SHORT EXERCISE: Pictures aside, write out every record exactly as it appears.

EXERCISE MATERIAL:

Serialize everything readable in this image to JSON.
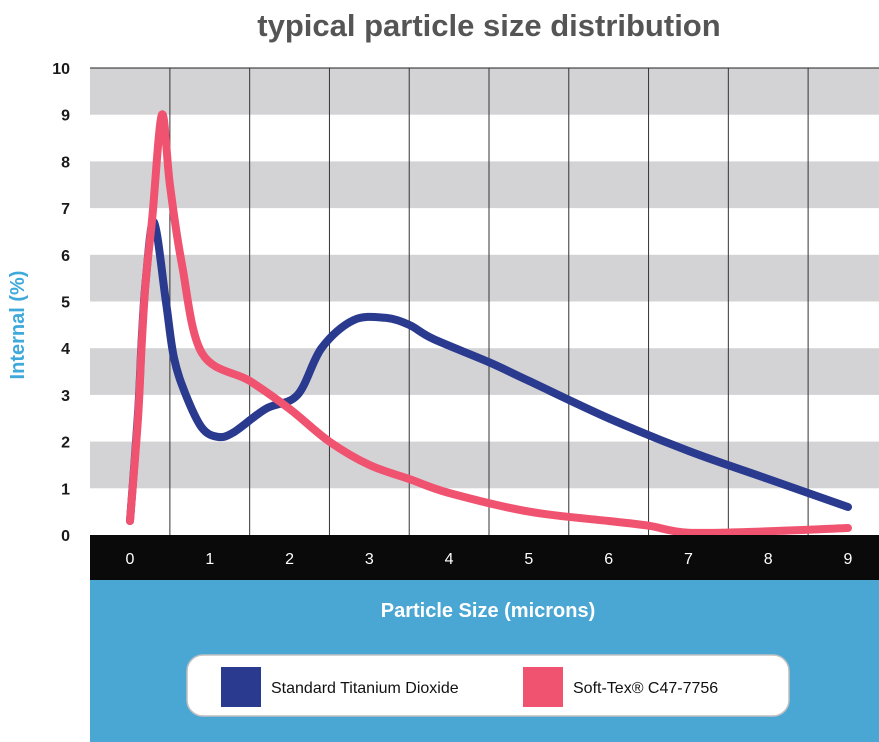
{
  "chart_data": {
    "type": "line",
    "title": "typical particle size distribution",
    "xlabel": "Particle Size (microns)",
    "ylabel": "Internal (%)",
    "x_tick_labels": [
      "0",
      "1",
      "2",
      "3",
      "4",
      "5",
      "6",
      "7",
      "8",
      "9"
    ],
    "y_tick_labels": [
      "0",
      "1",
      "2",
      "3",
      "4",
      "5",
      "6",
      "7",
      "8",
      "9",
      "10"
    ],
    "xlim": [
      0,
      9
    ],
    "ylim": [
      0,
      10
    ],
    "grid": "alternating horizontal bands, vertical lines",
    "legend_position": "bottom-center",
    "series": [
      {
        "name": "Standard Titanium Dioxide",
        "color": "#2a3a8f",
        "points": [
          [
            0,
            0.3
          ],
          [
            0.1,
            2.6
          ],
          [
            0.15,
            4.3
          ],
          [
            0.2,
            5.5
          ],
          [
            0.3,
            6.7
          ],
          [
            0.45,
            5.0
          ],
          [
            0.55,
            3.8
          ],
          [
            0.7,
            3.0
          ],
          [
            0.9,
            2.3
          ],
          [
            1.1,
            2.1
          ],
          [
            1.3,
            2.2
          ],
          [
            1.7,
            2.7
          ],
          [
            2.1,
            3.0
          ],
          [
            2.4,
            4.0
          ],
          [
            2.8,
            4.6
          ],
          [
            3.2,
            4.65
          ],
          [
            3.5,
            4.5
          ],
          [
            3.8,
            4.2
          ],
          [
            4.5,
            3.7
          ],
          [
            5.0,
            3.3
          ],
          [
            6.0,
            2.5
          ],
          [
            7.0,
            1.8
          ],
          [
            8.0,
            1.2
          ],
          [
            9.0,
            0.6
          ]
        ]
      },
      {
        "name": "Soft-Tex® C47-7756",
        "color": "#f0536f",
        "points": [
          [
            0,
            0.3
          ],
          [
            0.1,
            2.5
          ],
          [
            0.15,
            4.2
          ],
          [
            0.2,
            5.5
          ],
          [
            0.28,
            6.8
          ],
          [
            0.4,
            9.0
          ],
          [
            0.5,
            7.5
          ],
          [
            0.65,
            5.8
          ],
          [
            0.9,
            3.9
          ],
          [
            1.5,
            3.3
          ],
          [
            2.0,
            2.7
          ],
          [
            2.5,
            2.0
          ],
          [
            3.0,
            1.5
          ],
          [
            3.5,
            1.2
          ],
          [
            4.0,
            0.9
          ],
          [
            5.0,
            0.5
          ],
          [
            6.0,
            0.3
          ],
          [
            6.5,
            0.2
          ],
          [
            7.0,
            0.05
          ],
          [
            8.0,
            0.08
          ],
          [
            9.0,
            0.15
          ]
        ]
      }
    ]
  }
}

OUTPUT:
Serialize everything readable in this image to JSON.
{
  "chart_data": {
    "type": "line",
    "title": "typical particle size distribution",
    "xlabel": "Particle Size (microns)",
    "ylabel": "Internal (%)",
    "x_tick_labels": [
      "0",
      "1",
      "2",
      "3",
      "4",
      "5",
      "6",
      "7",
      "8",
      "9"
    ],
    "y_tick_labels": [
      "0",
      "1",
      "2",
      "3",
      "4",
      "5",
      "6",
      "7",
      "8",
      "9",
      "10"
    ],
    "xlim": [
      0,
      9
    ],
    "ylim": [
      0,
      10
    ],
    "grid": "alternating horizontal bands, vertical lines",
    "legend_position": "bottom-center",
    "series": [
      {
        "name": "Standard Titanium Dioxide",
        "color": "#2a3a8f",
        "points": [
          [
            0,
            0.3
          ],
          [
            0.1,
            2.6
          ],
          [
            0.15,
            4.3
          ],
          [
            0.2,
            5.5
          ],
          [
            0.3,
            6.7
          ],
          [
            0.45,
            5.0
          ],
          [
            0.55,
            3.8
          ],
          [
            0.7,
            3.0
          ],
          [
            0.9,
            2.3
          ],
          [
            1.1,
            2.1
          ],
          [
            1.3,
            2.2
          ],
          [
            1.7,
            2.7
          ],
          [
            2.1,
            3.0
          ],
          [
            2.4,
            4.0
          ],
          [
            2.8,
            4.6
          ],
          [
            3.2,
            4.65
          ],
          [
            3.5,
            4.5
          ],
          [
            3.8,
            4.2
          ],
          [
            4.5,
            3.7
          ],
          [
            5.0,
            3.3
          ],
          [
            6.0,
            2.5
          ],
          [
            7.0,
            1.8
          ],
          [
            8.0,
            1.2
          ],
          [
            9.0,
            0.6
          ]
        ]
      },
      {
        "name": "Soft-Tex® C47-7756",
        "color": "#f0536f",
        "points": [
          [
            0,
            0.3
          ],
          [
            0.1,
            2.5
          ],
          [
            0.15,
            4.2
          ],
          [
            0.2,
            5.5
          ],
          [
            0.28,
            6.8
          ],
          [
            0.4,
            9.0
          ],
          [
            0.5,
            7.5
          ],
          [
            0.65,
            5.8
          ],
          [
            0.9,
            3.9
          ],
          [
            1.5,
            3.3
          ],
          [
            2.0,
            2.7
          ],
          [
            2.5,
            2.0
          ],
          [
            3.0,
            1.5
          ],
          [
            3.5,
            1.2
          ],
          [
            4.0,
            0.9
          ],
          [
            5.0,
            0.5
          ],
          [
            6.0,
            0.3
          ],
          [
            6.5,
            0.2
          ],
          [
            7.0,
            0.05
          ],
          [
            8.0,
            0.08
          ],
          [
            9.0,
            0.15
          ]
        ]
      }
    ]
  }
}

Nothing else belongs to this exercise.